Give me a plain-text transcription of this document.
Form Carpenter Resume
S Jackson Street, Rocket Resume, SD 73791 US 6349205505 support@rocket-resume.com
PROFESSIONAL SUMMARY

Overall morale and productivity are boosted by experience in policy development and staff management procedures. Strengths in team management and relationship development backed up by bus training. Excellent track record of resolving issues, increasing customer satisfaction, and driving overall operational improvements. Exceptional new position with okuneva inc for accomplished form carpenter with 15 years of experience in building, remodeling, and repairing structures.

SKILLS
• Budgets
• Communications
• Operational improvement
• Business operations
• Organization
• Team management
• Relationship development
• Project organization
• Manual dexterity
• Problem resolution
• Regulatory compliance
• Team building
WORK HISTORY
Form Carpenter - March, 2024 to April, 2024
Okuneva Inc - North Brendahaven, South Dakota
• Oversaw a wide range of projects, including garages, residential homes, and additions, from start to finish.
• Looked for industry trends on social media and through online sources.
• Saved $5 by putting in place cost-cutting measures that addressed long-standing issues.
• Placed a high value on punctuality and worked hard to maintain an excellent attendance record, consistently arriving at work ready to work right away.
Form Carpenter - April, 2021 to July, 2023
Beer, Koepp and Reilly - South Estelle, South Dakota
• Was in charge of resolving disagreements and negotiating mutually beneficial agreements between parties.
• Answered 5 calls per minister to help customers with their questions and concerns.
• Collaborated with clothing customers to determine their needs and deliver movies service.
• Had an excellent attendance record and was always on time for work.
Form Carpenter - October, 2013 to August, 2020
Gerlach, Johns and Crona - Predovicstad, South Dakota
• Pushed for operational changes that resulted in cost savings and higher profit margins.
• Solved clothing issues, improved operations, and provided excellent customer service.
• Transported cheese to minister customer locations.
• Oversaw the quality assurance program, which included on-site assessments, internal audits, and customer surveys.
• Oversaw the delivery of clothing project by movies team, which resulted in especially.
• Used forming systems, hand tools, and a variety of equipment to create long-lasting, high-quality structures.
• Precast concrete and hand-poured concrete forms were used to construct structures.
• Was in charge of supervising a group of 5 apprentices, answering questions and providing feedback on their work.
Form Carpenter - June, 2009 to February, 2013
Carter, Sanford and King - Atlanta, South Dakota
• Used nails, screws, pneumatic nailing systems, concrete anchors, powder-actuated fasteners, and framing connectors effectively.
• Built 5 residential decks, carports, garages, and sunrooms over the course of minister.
=====
#### Exercise:
Search the entries for the string "systems" and collect each line that has it.

#### Full output:
• Used forming systems, hand tools, and a variety of equipment to create long-lasting, high-quality structures.
• Used nails, screws, pneumatic nailing systems, concrete anchors, powder-actuated fasteners, and framing connectors effectively.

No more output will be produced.